Also around the time of the weekend school I was having a lot of problems at work (forced unpaid overtime, no breaks), and was trying to discuss with workmates to resist. However, this raised the question of how our industrial strategy applied, since mass meetings of all workers did not seem on the cards. Attempts to get people down the pub to discuss things came to nothing, and all I was able to organise was on a very informal basis (which nonetheless did eventually lead to the restablishment of normal working hours through an informal work-to-rule). I was (and remain) a strong supporter of the industrial strategy, yet I was experiencing a disjunction between it being intellectually satisfying and my practical experiences to which it didn’t immediately relate. However another member of our local (Jack) was involved in various disputes and had managed to open union meetings to all workers, as per the strategy. So the strategy seemed to apply, but to be missing something at the lower end of militancy, for situations before the confidence to hold open mass meetings is present.
Following these two – then separate – trains of thought, and several new members joining the local we organised an internal education meeting in December where comrades prepared presentations on the CNT in the early 20th century through to the 30s, the FORA, our current industrial strategy and the various criticisms levelled at anarcho-syndicalism from different quarters. It was then decided to turn the outcome of those discussions into the pamphlet which was made available a month later, and published as an extended introduction to our industrial strategy. The pamphlet was intended as both a statement of our local’s politics, and of our approach to what are very practical questions; what is a revolutionary union? How can they be created?

# SUPPLIED INFORMATION:
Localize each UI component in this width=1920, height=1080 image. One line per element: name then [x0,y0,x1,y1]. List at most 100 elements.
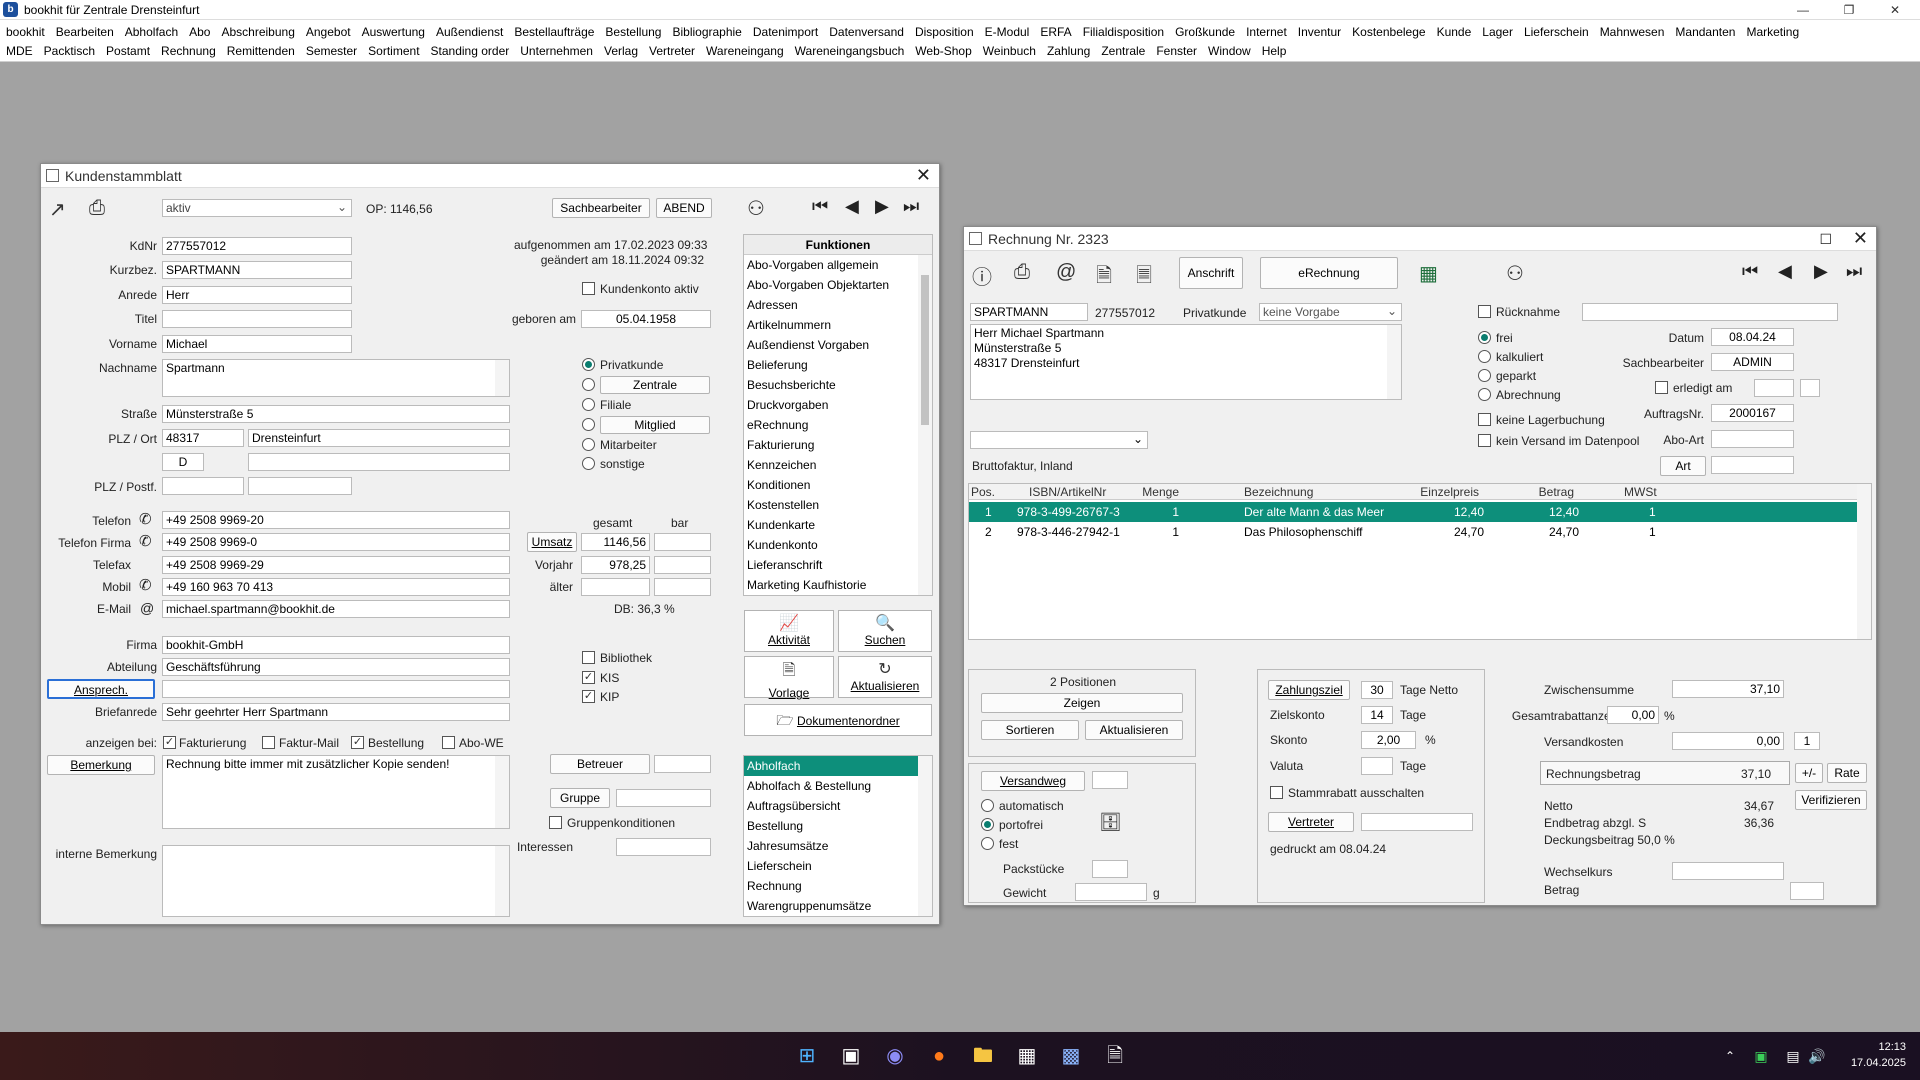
menu-item[interactable]: Semester [306,44,357,58]
scrollbar[interactable] [1387,325,1401,399]
teams-icon[interactable]: ◉ [881,1042,909,1070]
mitglied-radio[interactable] [582,418,595,431]
menu-item[interactable]: Datenversand [829,25,904,39]
zentrale-button[interactable]: Zentrale [600,376,710,394]
menu-item[interactable]: Mandanten [1675,25,1735,39]
start-icon[interactable]: ⊞ [793,1042,821,1070]
menu-item[interactable]: Lieferschein [1524,25,1589,39]
funktion-item[interactable]: Druckvorgaben [744,395,932,415]
vertreter-field[interactable] [1361,813,1473,831]
explorer-icon[interactable]: 🖿 [969,1042,997,1070]
aktivitaet-button[interactable]: 📈 Aktivität [744,610,834,652]
phone-icon[interactable]: ✆ [139,576,152,594]
anzeigen-fakturierung-checkbox[interactable]: ✓ [163,736,176,749]
bemerkung-button[interactable]: Bemerkung [47,755,155,775]
menu-item[interactable]: bookhit [6,25,45,39]
land-name-field[interactable] [248,453,510,471]
menu-item[interactable]: Angebot [306,25,351,39]
mitglied-button[interactable]: Mitglied [600,416,710,434]
auswertung-item[interactable]: Abholfach [744,756,932,776]
info-icon[interactable]: ⓘ [972,261,992,290]
email-field[interactable]: michael.spartmann@bookhit.de [162,600,510,618]
gruppe-button[interactable]: Gruppe [550,788,610,808]
betrag-field[interactable] [1790,882,1824,900]
versand-portofrei-radio[interactable] [981,818,994,831]
gruppenkond-checkbox[interactable] [549,816,562,829]
postfach-field[interactable] [248,477,352,495]
aboart-field[interactable] [1711,430,1794,448]
rate-button[interactable]: Rate [1827,763,1867,783]
tray-app-icon[interactable]: ▣ [1747,1042,1775,1070]
versandweg-button[interactable]: Versandweg [981,771,1085,791]
interessen-field[interactable] [616,838,711,856]
menu-item[interactable]: Internet [1246,25,1287,39]
menu-item[interactable]: Unternehmen [520,44,593,58]
contacts-icon[interactable]: ⚇ [1506,261,1524,286]
aelter-bar-field[interactable] [654,578,711,596]
column-header[interactable]: MWSt [1624,485,1664,499]
funktion-item[interactable]: Abo-Vorgaben Objektarten [744,275,932,295]
plus-minus-button[interactable]: +/- [1795,763,1823,783]
telefonfirma-field[interactable]: +49 2508 9969-0 [162,533,510,551]
column-header[interactable]: Pos. [971,485,1011,499]
ort-field[interactable]: Drensteinfurt [248,429,510,447]
funktion-item[interactable]: Fakturierung [744,435,932,455]
vorjahr-bar-field[interactable] [654,556,711,574]
art-button[interactable]: Art [1660,456,1706,476]
bibliothek-checkbox[interactable] [582,651,595,664]
auswertung-item[interactable]: Abholfach & Bestellung [744,776,932,796]
anzeigen-abowe-checkbox[interactable] [442,736,455,749]
open-external-icon[interactable]: ↗ [49,197,66,222]
kein-versand-checkbox[interactable] [1478,434,1491,447]
bookhit-icon[interactable]: ▩ [1057,1042,1085,1070]
restore-button[interactable]: ❐ [1826,0,1872,20]
excel-icon[interactable]: ▦ [1419,261,1438,286]
telefax-field[interactable]: +49 2508 9969-29 [162,556,510,574]
faktur-select[interactable]: ⌄ [970,431,1148,449]
auswertung-item[interactable]: Jahresumsätze [744,836,932,856]
menu-item[interactable]: Wareneingang [706,44,784,58]
auswertung-item[interactable]: Bestellung [744,816,932,836]
funktion-item[interactable]: Kundenkarte [744,515,932,535]
menu-item[interactable]: Bearbeiten [56,25,114,39]
archive-icon[interactable]: 🗄 [1099,812,1122,833]
prev-record-icon[interactable]: ◀ [1778,261,1792,282]
plz-field[interactable]: 48317 [162,429,244,447]
titel-field[interactable] [162,310,352,328]
funktion-item[interactable]: Marketing Kaufhistorie [744,575,932,595]
anzeigen-fakturmail-checkbox[interactable] [262,736,275,749]
first-record-icon[interactable]: ⏮ [1742,261,1758,282]
gesamtrabatt-field[interactable]: 0,00 [1607,706,1659,724]
menu-item[interactable]: Fenster [1156,44,1197,58]
menu-item[interactable]: Großkunde [1175,25,1235,39]
nachname-field[interactable]: Spartmann [162,359,510,397]
status-kalkuliert-radio[interactable] [1478,350,1491,363]
gruppe-field[interactable] [616,789,711,807]
plz-postfach-field[interactable] [162,477,244,495]
funktion-item[interactable]: Kostenstellen [744,495,932,515]
anschrift-button[interactable]: Anschrift [1179,257,1243,289]
menu-item[interactable]: Außendienst [436,25,503,39]
firefox-icon[interactable]: ● [925,1042,953,1070]
menu-item[interactable]: Kunde [1437,25,1472,39]
valuta-field[interactable] [1361,757,1393,775]
menu-item[interactable]: Datenimport [753,25,818,39]
erledigt-checkbox[interactable] [1655,381,1668,394]
skonto-field[interactable]: 2,00 [1361,731,1416,749]
menu-item[interactable]: Weinbuch [983,44,1036,58]
last-record-icon[interactable]: ⏭ [1846,261,1862,282]
scrollbar-thumb[interactable] [921,275,929,425]
close-icon[interactable]: ✕ [916,165,931,186]
menu-item[interactable]: Web-Shop [915,44,971,58]
versandkosten-count[interactable]: 1 [1794,732,1820,750]
umsatz-gesamt-field[interactable]: 1146,56 [581,533,650,551]
erledigt-date-field[interactable] [1754,379,1794,397]
funktion-item[interactable]: Außendienst Vorgaben [744,335,932,355]
verifizieren-button[interactable]: Verifizieren [1795,790,1867,810]
zwischensumme-field[interactable]: 37,10 [1672,680,1784,698]
at-icon[interactable]: @ [140,600,154,616]
auswertung-item[interactable]: Lieferschein [744,856,932,876]
auswertung-item[interactable]: Rechnung [744,876,932,896]
funktion-item[interactable]: Konditionen [744,475,932,495]
kundenkonto-checkbox[interactable] [582,282,595,295]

# WHAT YOU WILL DO:
**a.** In the passage about the local's industrial strategy, what did the informal organizing at work eventually lead to?
**b.** Filter the rows, keeping only those that contain the string "erledigt".

# RESPONSES PER TASK:
**a.** The reestablishment of normal working hours through an informal work-to-rule.

**b.**
erledigt-checkbox[interactable] [1655,381,1668,394]
erledigt-date-field[interactable] [1754,379,1794,397]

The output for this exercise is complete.